Directive
Your answer should be a single number: the count of lines containing "пола".

Data to process

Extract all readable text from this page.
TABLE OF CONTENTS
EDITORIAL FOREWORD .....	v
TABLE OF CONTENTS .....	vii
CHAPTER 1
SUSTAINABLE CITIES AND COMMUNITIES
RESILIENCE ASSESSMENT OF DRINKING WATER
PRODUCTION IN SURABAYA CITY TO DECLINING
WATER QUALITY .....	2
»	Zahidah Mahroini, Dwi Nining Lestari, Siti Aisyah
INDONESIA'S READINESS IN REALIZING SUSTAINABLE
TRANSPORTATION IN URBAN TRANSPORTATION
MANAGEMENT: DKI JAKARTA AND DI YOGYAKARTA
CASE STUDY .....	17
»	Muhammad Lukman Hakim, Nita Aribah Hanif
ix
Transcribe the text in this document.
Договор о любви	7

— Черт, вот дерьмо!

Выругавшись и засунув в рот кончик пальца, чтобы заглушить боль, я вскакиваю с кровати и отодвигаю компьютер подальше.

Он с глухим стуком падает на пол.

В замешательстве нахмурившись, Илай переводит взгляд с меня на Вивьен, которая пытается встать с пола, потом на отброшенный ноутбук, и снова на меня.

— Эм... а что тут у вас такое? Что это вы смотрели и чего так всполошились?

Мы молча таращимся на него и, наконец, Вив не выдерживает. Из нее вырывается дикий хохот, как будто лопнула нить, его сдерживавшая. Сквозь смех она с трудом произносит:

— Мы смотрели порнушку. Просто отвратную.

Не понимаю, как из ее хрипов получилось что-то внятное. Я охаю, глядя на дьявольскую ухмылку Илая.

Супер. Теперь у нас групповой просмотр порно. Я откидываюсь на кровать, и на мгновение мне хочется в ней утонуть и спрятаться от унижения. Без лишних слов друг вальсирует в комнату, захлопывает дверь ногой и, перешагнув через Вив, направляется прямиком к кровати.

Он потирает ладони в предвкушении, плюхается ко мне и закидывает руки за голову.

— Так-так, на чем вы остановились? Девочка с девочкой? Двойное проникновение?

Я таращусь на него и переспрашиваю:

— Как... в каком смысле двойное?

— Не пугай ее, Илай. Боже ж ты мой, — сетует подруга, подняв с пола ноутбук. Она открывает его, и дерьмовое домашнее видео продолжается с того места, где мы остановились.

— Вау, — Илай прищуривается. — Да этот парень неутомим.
--
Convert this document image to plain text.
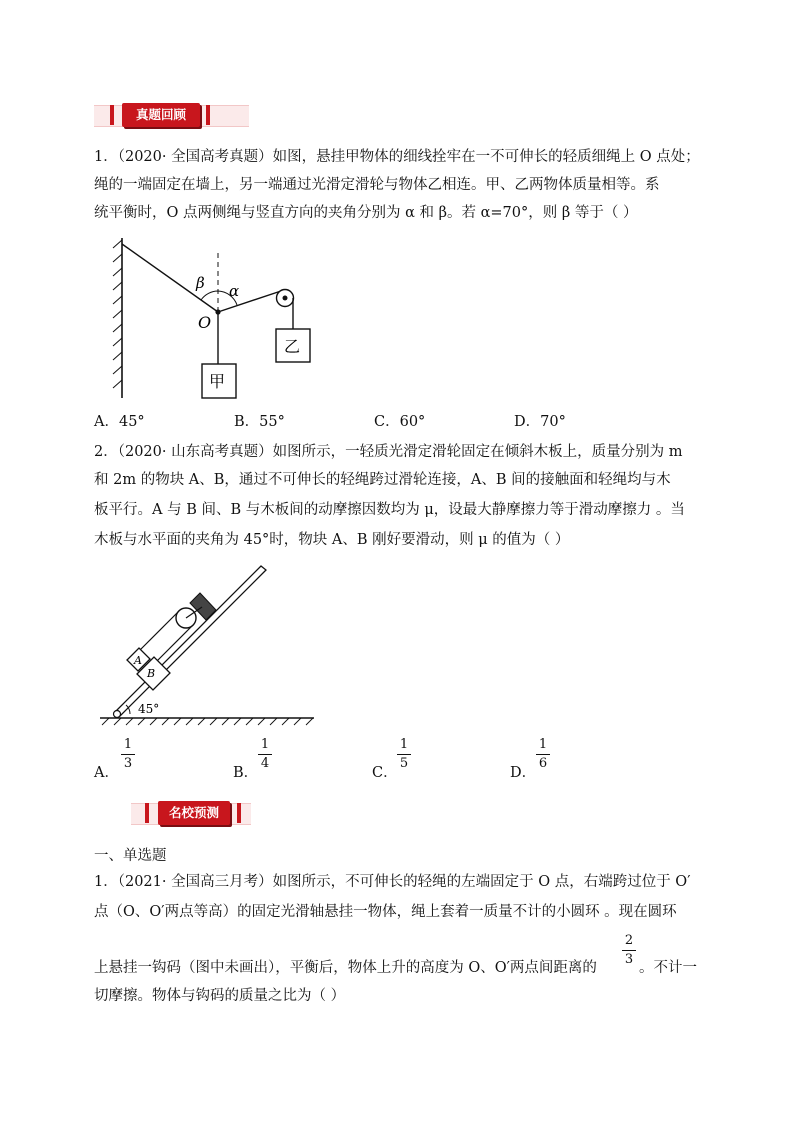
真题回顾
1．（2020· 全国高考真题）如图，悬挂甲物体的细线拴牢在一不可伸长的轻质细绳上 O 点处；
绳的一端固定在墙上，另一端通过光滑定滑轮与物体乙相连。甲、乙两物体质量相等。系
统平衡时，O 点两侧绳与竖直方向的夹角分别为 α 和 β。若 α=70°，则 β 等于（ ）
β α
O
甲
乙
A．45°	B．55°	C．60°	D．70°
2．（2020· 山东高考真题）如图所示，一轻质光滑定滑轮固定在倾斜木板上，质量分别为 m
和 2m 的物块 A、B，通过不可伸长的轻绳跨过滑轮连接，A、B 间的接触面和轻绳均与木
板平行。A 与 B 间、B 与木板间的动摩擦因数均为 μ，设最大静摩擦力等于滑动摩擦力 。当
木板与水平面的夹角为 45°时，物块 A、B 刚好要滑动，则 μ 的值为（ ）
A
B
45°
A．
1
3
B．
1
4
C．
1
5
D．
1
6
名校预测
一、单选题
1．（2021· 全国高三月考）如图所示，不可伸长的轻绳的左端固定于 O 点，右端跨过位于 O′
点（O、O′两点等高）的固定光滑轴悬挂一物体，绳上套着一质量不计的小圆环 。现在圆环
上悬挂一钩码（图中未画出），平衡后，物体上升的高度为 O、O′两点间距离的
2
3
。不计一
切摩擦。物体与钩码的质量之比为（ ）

Answer for this exercise
2